Task to complete
Copy the data exactly; pictures stay out of the copy.
[START OF Exercise inputs]
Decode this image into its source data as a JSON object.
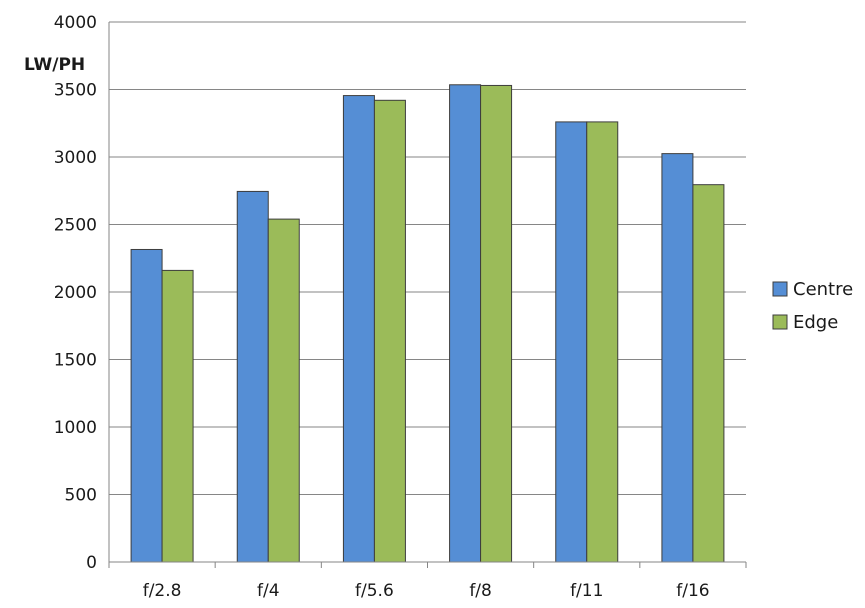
{
  "chart_data": {
    "type": "bar",
    "title": "",
    "xlabel": "",
    "ylabel": "LW/PH",
    "categories": [
      "f/2.8",
      "f/4",
      "f/5.6",
      "f/8",
      "f/11",
      "f/16"
    ],
    "series": [
      {
        "name": "Centre",
        "values": [
          2315,
          2745,
          3455,
          3535,
          3260,
          3025
        ],
        "color": "#558ed5"
      },
      {
        "name": "Edge",
        "values": [
          2160,
          2540,
          3420,
          3530,
          3260,
          2795
        ],
        "color": "#9bbb59"
      }
    ],
    "ylim": [
      0,
      4000
    ],
    "yticks": [
      "0",
      "500",
      "1000",
      "1500",
      "2000",
      "2500",
      "3000",
      "3500",
      "4000"
    ],
    "ytick_values": [
      0,
      500,
      1000,
      1500,
      2000,
      2500,
      3000,
      3500,
      4000
    ],
    "grid": true,
    "legend_position": "right"
  }
}
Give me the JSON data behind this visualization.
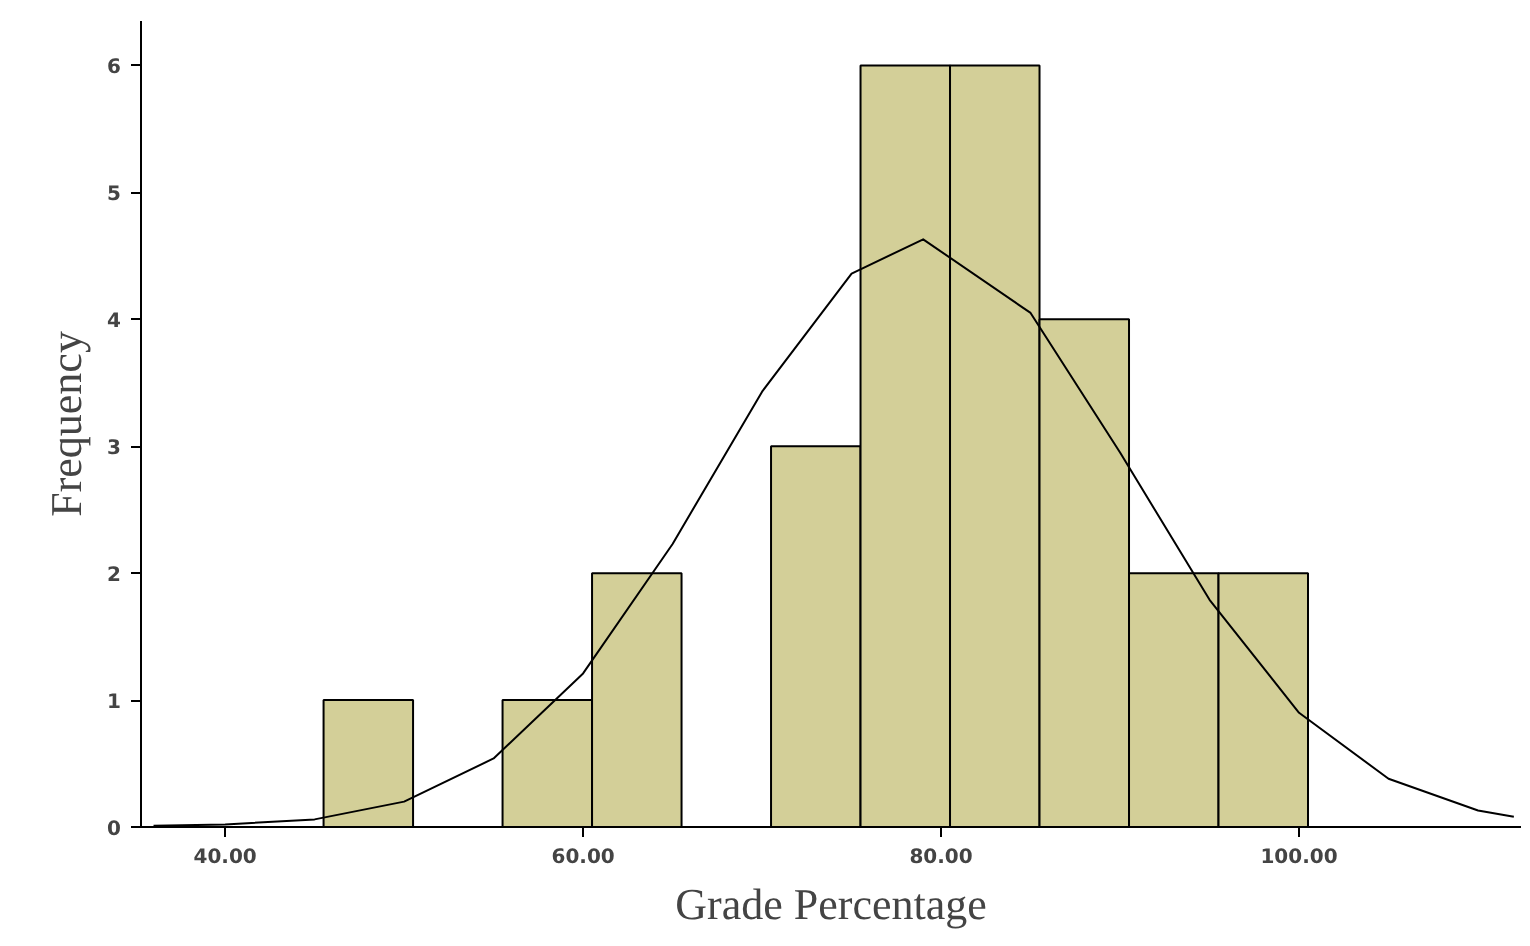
{
  "chart_data": {
    "type": "histogram",
    "xlabel": "Grade Percentage",
    "ylabel": "Frequency",
    "bins": [
      45.5,
      50.5,
      55.5,
      60.5,
      65.5,
      70.5,
      75.5,
      80.5,
      85.5,
      90.5,
      95.5,
      100.5
    ],
    "values": [
      1,
      0,
      1,
      2,
      0,
      3,
      6,
      6,
      4,
      2,
      2
    ],
    "color": "#d3cf98",
    "xlim": [
      35.3,
      112.4
    ],
    "ylim": [
      0,
      6.35
    ],
    "xticks": [
      {
        "value": 40,
        "label": "40.00"
      },
      {
        "value": 60,
        "label": "60.00"
      },
      {
        "value": 80,
        "label": "80.00"
      },
      {
        "value": 100,
        "label": "100.00"
      }
    ],
    "yticks": [
      0,
      1,
      2,
      3,
      4,
      5,
      6
    ],
    "grid": false,
    "series": [
      {
        "type": "line",
        "color": "#000000",
        "x": [
          36,
          40,
          45,
          50,
          55,
          60,
          65,
          70,
          75,
          79,
          85,
          90,
          95,
          100,
          105,
          110,
          112
        ],
        "values": [
          0.01,
          0.02,
          0.06,
          0.2,
          0.54,
          1.21,
          2.23,
          3.43,
          4.36,
          4.63,
          4.05,
          2.95,
          1.79,
          0.9,
          0.38,
          0.13,
          0.08
        ]
      }
    ]
  }
}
[END OF Exercise inputs]
Expected answer
Decode this image into its source data as a JSON object.
{
  "chart_data": {
    "type": "bar",
    "title": "",
    "xlabel": "",
    "ylabel": "LW/PH",
    "categories": [
      "f/2.8",
      "f/4",
      "f/5.6",
      "f/8",
      "f/11",
      "f/16"
    ],
    "series": [
      {
        "name": "Centre",
        "values": [
          2315,
          2745,
          3455,
          3535,
          3260,
          3025
        ],
        "color": "#558ed5"
      },
      {
        "name": "Edge",
        "values": [
          2160,
          2540,
          3420,
          3530,
          3260,
          2795
        ],
        "color": "#9bbb59"
      }
    ],
    "ylim": [
      0,
      4000
    ],
    "yticks": [
      "0",
      "500",
      "1000",
      "1500",
      "2000",
      "2500",
      "3000",
      "3500",
      "4000"
    ],
    "ytick_values": [
      0,
      500,
      1000,
      1500,
      2000,
      2500,
      3000,
      3500,
      4000
    ],
    "grid": true,
    "legend_position": "right"
  }
}
Give me the JSON data behind this visualization.
{
  "chart_data": {
    "type": "histogram",
    "xlabel": "Grade Percentage",
    "ylabel": "Frequency",
    "bins": [
      45.5,
      50.5,
      55.5,
      60.5,
      65.5,
      70.5,
      75.5,
      80.5,
      85.5,
      90.5,
      95.5,
      100.5
    ],
    "values": [
      1,
      0,
      1,
      2,
      0,
      3,
      6,
      6,
      4,
      2,
      2
    ],
    "color": "#d3cf98",
    "xlim": [
      35.3,
      112.4
    ],
    "ylim": [
      0,
      6.35
    ],
    "xticks": [
      {
        "value": 40,
        "label": "40.00"
      },
      {
        "value": 60,
        "label": "60.00"
      },
      {
        "value": 80,
        "label": "80.00"
      },
      {
        "value": 100,
        "label": "100.00"
      }
    ],
    "yticks": [
      0,
      1,
      2,
      3,
      4,
      5,
      6
    ],
    "grid": false,
    "series": [
      {
        "type": "line",
        "color": "#000000",
        "x": [
          36,
          40,
          45,
          50,
          55,
          60,
          65,
          70,
          75,
          79,
          85,
          90,
          95,
          100,
          105,
          110,
          112
        ],
        "values": [
          0.01,
          0.02,
          0.06,
          0.2,
          0.54,
          1.21,
          2.23,
          3.43,
          4.36,
          4.63,
          4.05,
          2.95,
          1.79,
          0.9,
          0.38,
          0.13,
          0.08
        ]
      }
    ]
  }
}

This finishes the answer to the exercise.